[Exercise instructions]: Return the entries verbatim and drop every picture.

[Source records]:

▶

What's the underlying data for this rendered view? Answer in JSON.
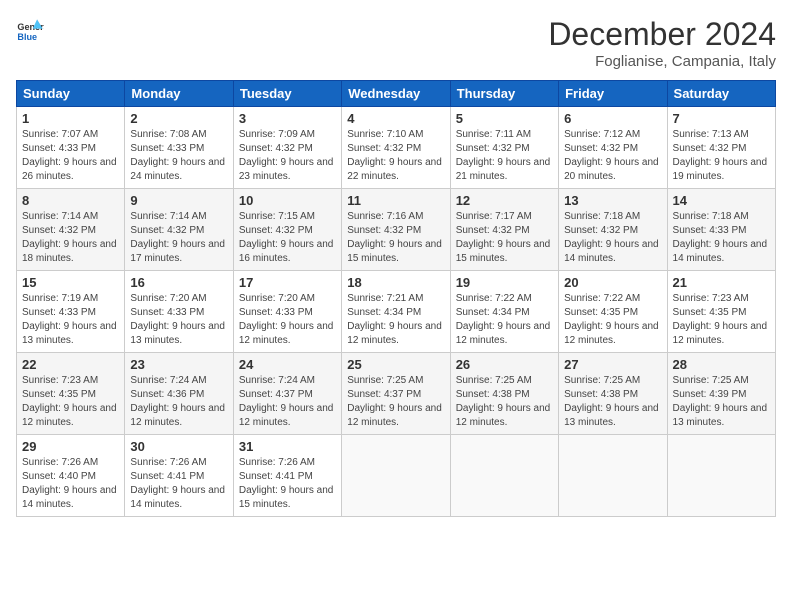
{
  "header": {
    "logo_general": "General",
    "logo_blue": "Blue",
    "month_year": "December 2024",
    "location": "Foglianise, Campania, Italy"
  },
  "weekdays": [
    "Sunday",
    "Monday",
    "Tuesday",
    "Wednesday",
    "Thursday",
    "Friday",
    "Saturday"
  ],
  "weeks": [
    [
      {
        "day": "1",
        "sunrise": "Sunrise: 7:07 AM",
        "sunset": "Sunset: 4:33 PM",
        "daylight": "Daylight: 9 hours and 26 minutes."
      },
      {
        "day": "2",
        "sunrise": "Sunrise: 7:08 AM",
        "sunset": "Sunset: 4:33 PM",
        "daylight": "Daylight: 9 hours and 24 minutes."
      },
      {
        "day": "3",
        "sunrise": "Sunrise: 7:09 AM",
        "sunset": "Sunset: 4:32 PM",
        "daylight": "Daylight: 9 hours and 23 minutes."
      },
      {
        "day": "4",
        "sunrise": "Sunrise: 7:10 AM",
        "sunset": "Sunset: 4:32 PM",
        "daylight": "Daylight: 9 hours and 22 minutes."
      },
      {
        "day": "5",
        "sunrise": "Sunrise: 7:11 AM",
        "sunset": "Sunset: 4:32 PM",
        "daylight": "Daylight: 9 hours and 21 minutes."
      },
      {
        "day": "6",
        "sunrise": "Sunrise: 7:12 AM",
        "sunset": "Sunset: 4:32 PM",
        "daylight": "Daylight: 9 hours and 20 minutes."
      },
      {
        "day": "7",
        "sunrise": "Sunrise: 7:13 AM",
        "sunset": "Sunset: 4:32 PM",
        "daylight": "Daylight: 9 hours and 19 minutes."
      }
    ],
    [
      {
        "day": "8",
        "sunrise": "Sunrise: 7:14 AM",
        "sunset": "Sunset: 4:32 PM",
        "daylight": "Daylight: 9 hours and 18 minutes."
      },
      {
        "day": "9",
        "sunrise": "Sunrise: 7:14 AM",
        "sunset": "Sunset: 4:32 PM",
        "daylight": "Daylight: 9 hours and 17 minutes."
      },
      {
        "day": "10",
        "sunrise": "Sunrise: 7:15 AM",
        "sunset": "Sunset: 4:32 PM",
        "daylight": "Daylight: 9 hours and 16 minutes."
      },
      {
        "day": "11",
        "sunrise": "Sunrise: 7:16 AM",
        "sunset": "Sunset: 4:32 PM",
        "daylight": "Daylight: 9 hours and 15 minutes."
      },
      {
        "day": "12",
        "sunrise": "Sunrise: 7:17 AM",
        "sunset": "Sunset: 4:32 PM",
        "daylight": "Daylight: 9 hours and 15 minutes."
      },
      {
        "day": "13",
        "sunrise": "Sunrise: 7:18 AM",
        "sunset": "Sunset: 4:32 PM",
        "daylight": "Daylight: 9 hours and 14 minutes."
      },
      {
        "day": "14",
        "sunrise": "Sunrise: 7:18 AM",
        "sunset": "Sunset: 4:33 PM",
        "daylight": "Daylight: 9 hours and 14 minutes."
      }
    ],
    [
      {
        "day": "15",
        "sunrise": "Sunrise: 7:19 AM",
        "sunset": "Sunset: 4:33 PM",
        "daylight": "Daylight: 9 hours and 13 minutes."
      },
      {
        "day": "16",
        "sunrise": "Sunrise: 7:20 AM",
        "sunset": "Sunset: 4:33 PM",
        "daylight": "Daylight: 9 hours and 13 minutes."
      },
      {
        "day": "17",
        "sunrise": "Sunrise: 7:20 AM",
        "sunset": "Sunset: 4:33 PM",
        "daylight": "Daylight: 9 hours and 12 minutes."
      },
      {
        "day": "18",
        "sunrise": "Sunrise: 7:21 AM",
        "sunset": "Sunset: 4:34 PM",
        "daylight": "Daylight: 9 hours and 12 minutes."
      },
      {
        "day": "19",
        "sunrise": "Sunrise: 7:22 AM",
        "sunset": "Sunset: 4:34 PM",
        "daylight": "Daylight: 9 hours and 12 minutes."
      },
      {
        "day": "20",
        "sunrise": "Sunrise: 7:22 AM",
        "sunset": "Sunset: 4:35 PM",
        "daylight": "Daylight: 9 hours and 12 minutes."
      },
      {
        "day": "21",
        "sunrise": "Sunrise: 7:23 AM",
        "sunset": "Sunset: 4:35 PM",
        "daylight": "Daylight: 9 hours and 12 minutes."
      }
    ],
    [
      {
        "day": "22",
        "sunrise": "Sunrise: 7:23 AM",
        "sunset": "Sunset: 4:35 PM",
        "daylight": "Daylight: 9 hours and 12 minutes."
      },
      {
        "day": "23",
        "sunrise": "Sunrise: 7:24 AM",
        "sunset": "Sunset: 4:36 PM",
        "daylight": "Daylight: 9 hours and 12 minutes."
      },
      {
        "day": "24",
        "sunrise": "Sunrise: 7:24 AM",
        "sunset": "Sunset: 4:37 PM",
        "daylight": "Daylight: 9 hours and 12 minutes."
      },
      {
        "day": "25",
        "sunrise": "Sunrise: 7:25 AM",
        "sunset": "Sunset: 4:37 PM",
        "daylight": "Daylight: 9 hours and 12 minutes."
      },
      {
        "day": "26",
        "sunrise": "Sunrise: 7:25 AM",
        "sunset": "Sunset: 4:38 PM",
        "daylight": "Daylight: 9 hours and 12 minutes."
      },
      {
        "day": "27",
        "sunrise": "Sunrise: 7:25 AM",
        "sunset": "Sunset: 4:38 PM",
        "daylight": "Daylight: 9 hours and 13 minutes."
      },
      {
        "day": "28",
        "sunrise": "Sunrise: 7:25 AM",
        "sunset": "Sunset: 4:39 PM",
        "daylight": "Daylight: 9 hours and 13 minutes."
      }
    ],
    [
      {
        "day": "29",
        "sunrise": "Sunrise: 7:26 AM",
        "sunset": "Sunset: 4:40 PM",
        "daylight": "Daylight: 9 hours and 14 minutes."
      },
      {
        "day": "30",
        "sunrise": "Sunrise: 7:26 AM",
        "sunset": "Sunset: 4:41 PM",
        "daylight": "Daylight: 9 hours and 14 minutes."
      },
      {
        "day": "31",
        "sunrise": "Sunrise: 7:26 AM",
        "sunset": "Sunset: 4:41 PM",
        "daylight": "Daylight: 9 hours and 15 minutes."
      },
      null,
      null,
      null,
      null
    ]
  ]
}
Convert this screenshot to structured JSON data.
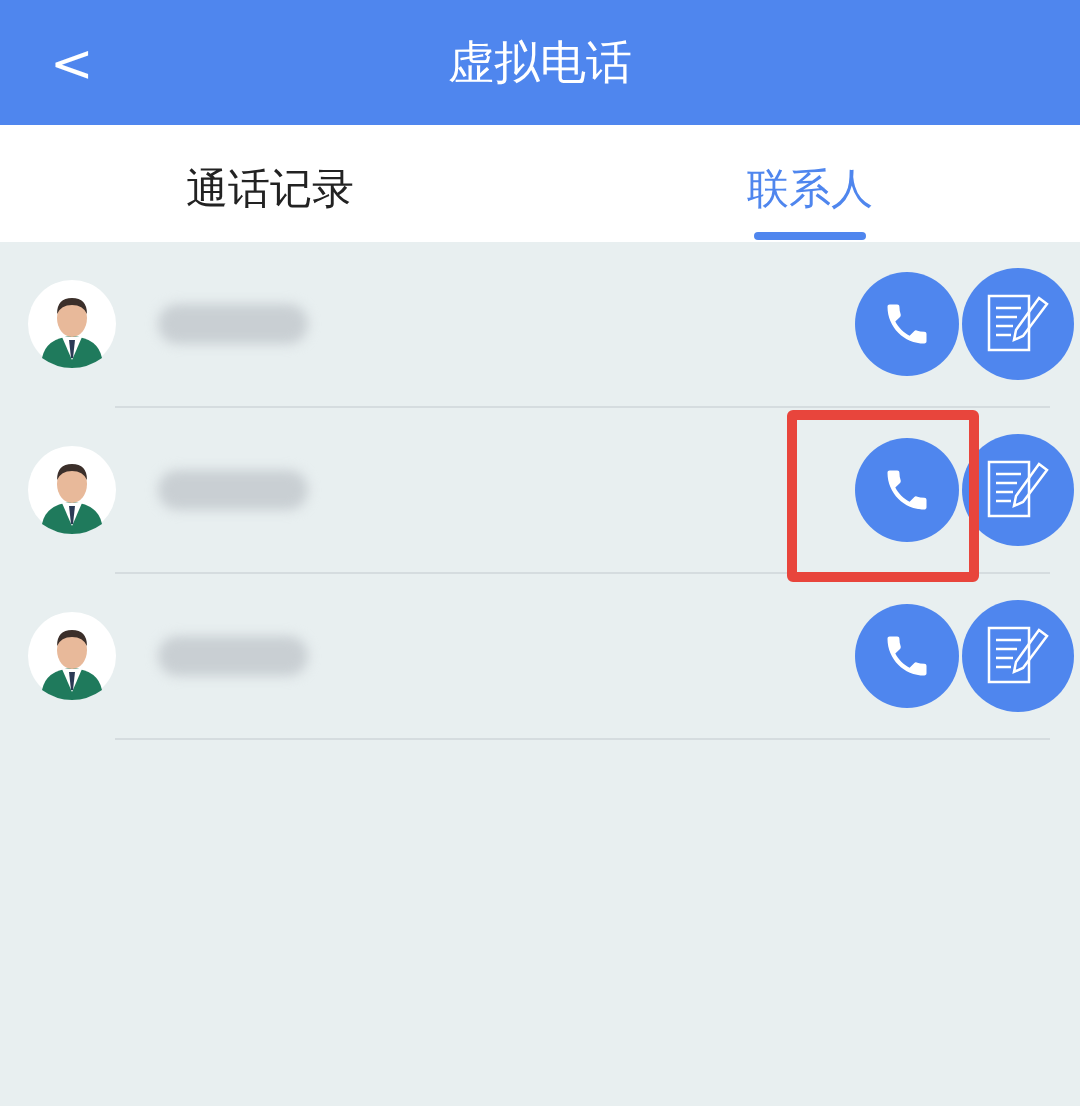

◀

[Written answer]:
What's the underlying data for this rendered view? Answer in JSON.
{
  "header": {
    "logo_general": "General",
    "logo_blue": "Blue",
    "month_year": "December 2024",
    "location": "Foglianise, Campania, Italy"
  },
  "weekdays": [
    "Sunday",
    "Monday",
    "Tuesday",
    "Wednesday",
    "Thursday",
    "Friday",
    "Saturday"
  ],
  "weeks": [
    [
      {
        "day": "1",
        "sunrise": "Sunrise: 7:07 AM",
        "sunset": "Sunset: 4:33 PM",
        "daylight": "Daylight: 9 hours and 26 minutes."
      },
      {
        "day": "2",
        "sunrise": "Sunrise: 7:08 AM",
        "sunset": "Sunset: 4:33 PM",
        "daylight": "Daylight: 9 hours and 24 minutes."
      },
      {
        "day": "3",
        "sunrise": "Sunrise: 7:09 AM",
        "sunset": "Sunset: 4:32 PM",
        "daylight": "Daylight: 9 hours and 23 minutes."
      },
      {
        "day": "4",
        "sunrise": "Sunrise: 7:10 AM",
        "sunset": "Sunset: 4:32 PM",
        "daylight": "Daylight: 9 hours and 22 minutes."
      },
      {
        "day": "5",
        "sunrise": "Sunrise: 7:11 AM",
        "sunset": "Sunset: 4:32 PM",
        "daylight": "Daylight: 9 hours and 21 minutes."
      },
      {
        "day": "6",
        "sunrise": "Sunrise: 7:12 AM",
        "sunset": "Sunset: 4:32 PM",
        "daylight": "Daylight: 9 hours and 20 minutes."
      },
      {
        "day": "7",
        "sunrise": "Sunrise: 7:13 AM",
        "sunset": "Sunset: 4:32 PM",
        "daylight": "Daylight: 9 hours and 19 minutes."
      }
    ],
    [
      {
        "day": "8",
        "sunrise": "Sunrise: 7:14 AM",
        "sunset": "Sunset: 4:32 PM",
        "daylight": "Daylight: 9 hours and 18 minutes."
      },
      {
        "day": "9",
        "sunrise": "Sunrise: 7:14 AM",
        "sunset": "Sunset: 4:32 PM",
        "daylight": "Daylight: 9 hours and 17 minutes."
      },
      {
        "day": "10",
        "sunrise": "Sunrise: 7:15 AM",
        "sunset": "Sunset: 4:32 PM",
        "daylight": "Daylight: 9 hours and 16 minutes."
      },
      {
        "day": "11",
        "sunrise": "Sunrise: 7:16 AM",
        "sunset": "Sunset: 4:32 PM",
        "daylight": "Daylight: 9 hours and 15 minutes."
      },
      {
        "day": "12",
        "sunrise": "Sunrise: 7:17 AM",
        "sunset": "Sunset: 4:32 PM",
        "daylight": "Daylight: 9 hours and 15 minutes."
      },
      {
        "day": "13",
        "sunrise": "Sunrise: 7:18 AM",
        "sunset": "Sunset: 4:32 PM",
        "daylight": "Daylight: 9 hours and 14 minutes."
      },
      {
        "day": "14",
        "sunrise": "Sunrise: 7:18 AM",
        "sunset": "Sunset: 4:33 PM",
        "daylight": "Daylight: 9 hours and 14 minutes."
      }
    ],
    [
      {
        "day": "15",
        "sunrise": "Sunrise: 7:19 AM",
        "sunset": "Sunset: 4:33 PM",
        "daylight": "Daylight: 9 hours and 13 minutes."
      },
      {
        "day": "16",
        "sunrise": "Sunrise: 7:20 AM",
        "sunset": "Sunset: 4:33 PM",
        "daylight": "Daylight: 9 hours and 13 minutes."
      },
      {
        "day": "17",
        "sunrise": "Sunrise: 7:20 AM",
        "sunset": "Sunset: 4:33 PM",
        "daylight": "Daylight: 9 hours and 12 minutes."
      },
      {
        "day": "18",
        "sunrise": "Sunrise: 7:21 AM",
        "sunset": "Sunset: 4:34 PM",
        "daylight": "Daylight: 9 hours and 12 minutes."
      },
      {
        "day": "19",
        "sunrise": "Sunrise: 7:22 AM",
        "sunset": "Sunset: 4:34 PM",
        "daylight": "Daylight: 9 hours and 12 minutes."
      },
      {
        "day": "20",
        "sunrise": "Sunrise: 7:22 AM",
        "sunset": "Sunset: 4:35 PM",
        "daylight": "Daylight: 9 hours and 12 minutes."
      },
      {
        "day": "21",
        "sunrise": "Sunrise: 7:23 AM",
        "sunset": "Sunset: 4:35 PM",
        "daylight": "Daylight: 9 hours and 12 minutes."
      }
    ],
    [
      {
        "day": "22",
        "sunrise": "Sunrise: 7:23 AM",
        "sunset": "Sunset: 4:35 PM",
        "daylight": "Daylight: 9 hours and 12 minutes."
      },
      {
        "day": "23",
        "sunrise": "Sunrise: 7:24 AM",
        "sunset": "Sunset: 4:36 PM",
        "daylight": "Daylight: 9 hours and 12 minutes."
      },
      {
        "day": "24",
        "sunrise": "Sunrise: 7:24 AM",
        "sunset": "Sunset: 4:37 PM",
        "daylight": "Daylight: 9 hours and 12 minutes."
      },
      {
        "day": "25",
        "sunrise": "Sunrise: 7:25 AM",
        "sunset": "Sunset: 4:37 PM",
        "daylight": "Daylight: 9 hours and 12 minutes."
      },
      {
        "day": "26",
        "sunrise": "Sunrise: 7:25 AM",
        "sunset": "Sunset: 4:38 PM",
        "daylight": "Daylight: 9 hours and 12 minutes."
      },
      {
        "day": "27",
        "sunrise": "Sunrise: 7:25 AM",
        "sunset": "Sunset: 4:38 PM",
        "daylight": "Daylight: 9 hours and 13 minutes."
      },
      {
        "day": "28",
        "sunrise": "Sunrise: 7:25 AM",
        "sunset": "Sunset: 4:39 PM",
        "daylight": "Daylight: 9 hours and 13 minutes."
      }
    ],
    [
      {
        "day": "29",
        "sunrise": "Sunrise: 7:26 AM",
        "sunset": "Sunset: 4:40 PM",
        "daylight": "Daylight: 9 hours and 14 minutes."
      },
      {
        "day": "30",
        "sunrise": "Sunrise: 7:26 AM",
        "sunset": "Sunset: 4:41 PM",
        "daylight": "Daylight: 9 hours and 14 minutes."
      },
      {
        "day": "31",
        "sunrise": "Sunrise: 7:26 AM",
        "sunset": "Sunset: 4:41 PM",
        "daylight": "Daylight: 9 hours and 15 minutes."
      },
      null,
      null,
      null,
      null
    ]
  ]
}
Convert this screenshot to structured JSON data.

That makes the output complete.